**EXERCISE AIM:**
Review the material line by line. Identify and copy every line that contains the string "тока".
+---+
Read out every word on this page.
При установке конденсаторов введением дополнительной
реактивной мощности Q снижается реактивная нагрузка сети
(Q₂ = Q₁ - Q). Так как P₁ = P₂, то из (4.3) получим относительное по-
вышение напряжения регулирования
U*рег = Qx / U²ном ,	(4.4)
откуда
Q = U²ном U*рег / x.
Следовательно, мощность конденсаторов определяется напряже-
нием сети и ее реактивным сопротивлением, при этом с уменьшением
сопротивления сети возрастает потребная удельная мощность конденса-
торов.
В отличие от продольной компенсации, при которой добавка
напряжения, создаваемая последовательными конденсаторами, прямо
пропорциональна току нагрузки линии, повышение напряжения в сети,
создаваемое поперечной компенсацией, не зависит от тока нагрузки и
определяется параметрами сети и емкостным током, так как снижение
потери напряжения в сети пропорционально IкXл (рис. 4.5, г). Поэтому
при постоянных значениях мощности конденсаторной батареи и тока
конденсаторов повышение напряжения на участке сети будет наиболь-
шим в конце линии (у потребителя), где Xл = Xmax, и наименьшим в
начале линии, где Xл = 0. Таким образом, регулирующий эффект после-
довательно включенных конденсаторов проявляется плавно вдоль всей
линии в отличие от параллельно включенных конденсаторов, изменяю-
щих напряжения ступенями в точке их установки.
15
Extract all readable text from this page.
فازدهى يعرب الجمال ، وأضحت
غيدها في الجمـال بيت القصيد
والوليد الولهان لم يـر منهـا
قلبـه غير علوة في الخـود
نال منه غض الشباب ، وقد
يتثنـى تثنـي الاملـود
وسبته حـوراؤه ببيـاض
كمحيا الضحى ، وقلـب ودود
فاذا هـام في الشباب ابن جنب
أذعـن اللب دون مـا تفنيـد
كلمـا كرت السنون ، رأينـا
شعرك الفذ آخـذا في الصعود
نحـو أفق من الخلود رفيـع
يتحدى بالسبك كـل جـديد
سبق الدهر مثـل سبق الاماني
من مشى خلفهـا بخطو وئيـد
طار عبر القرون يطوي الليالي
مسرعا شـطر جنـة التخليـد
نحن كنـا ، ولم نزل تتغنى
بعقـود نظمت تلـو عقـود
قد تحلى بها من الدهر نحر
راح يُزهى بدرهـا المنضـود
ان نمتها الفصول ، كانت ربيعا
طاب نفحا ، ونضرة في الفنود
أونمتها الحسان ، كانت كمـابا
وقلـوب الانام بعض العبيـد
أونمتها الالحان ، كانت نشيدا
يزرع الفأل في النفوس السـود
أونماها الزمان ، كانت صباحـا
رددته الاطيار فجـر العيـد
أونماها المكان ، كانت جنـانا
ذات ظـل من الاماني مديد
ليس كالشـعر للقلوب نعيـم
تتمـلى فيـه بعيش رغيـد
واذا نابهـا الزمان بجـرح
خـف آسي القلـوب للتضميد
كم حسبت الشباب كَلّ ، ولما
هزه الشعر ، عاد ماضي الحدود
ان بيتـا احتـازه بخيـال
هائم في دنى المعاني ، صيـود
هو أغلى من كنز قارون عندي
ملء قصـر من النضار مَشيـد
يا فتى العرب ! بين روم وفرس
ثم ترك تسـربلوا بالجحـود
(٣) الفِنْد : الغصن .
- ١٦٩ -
+---+
**TASK SOLUTION:**
создаваемое поперечной компенсацией, не зависит от тока нагрузки и
при постоянных значениях мощности конденсаторной батареи и тока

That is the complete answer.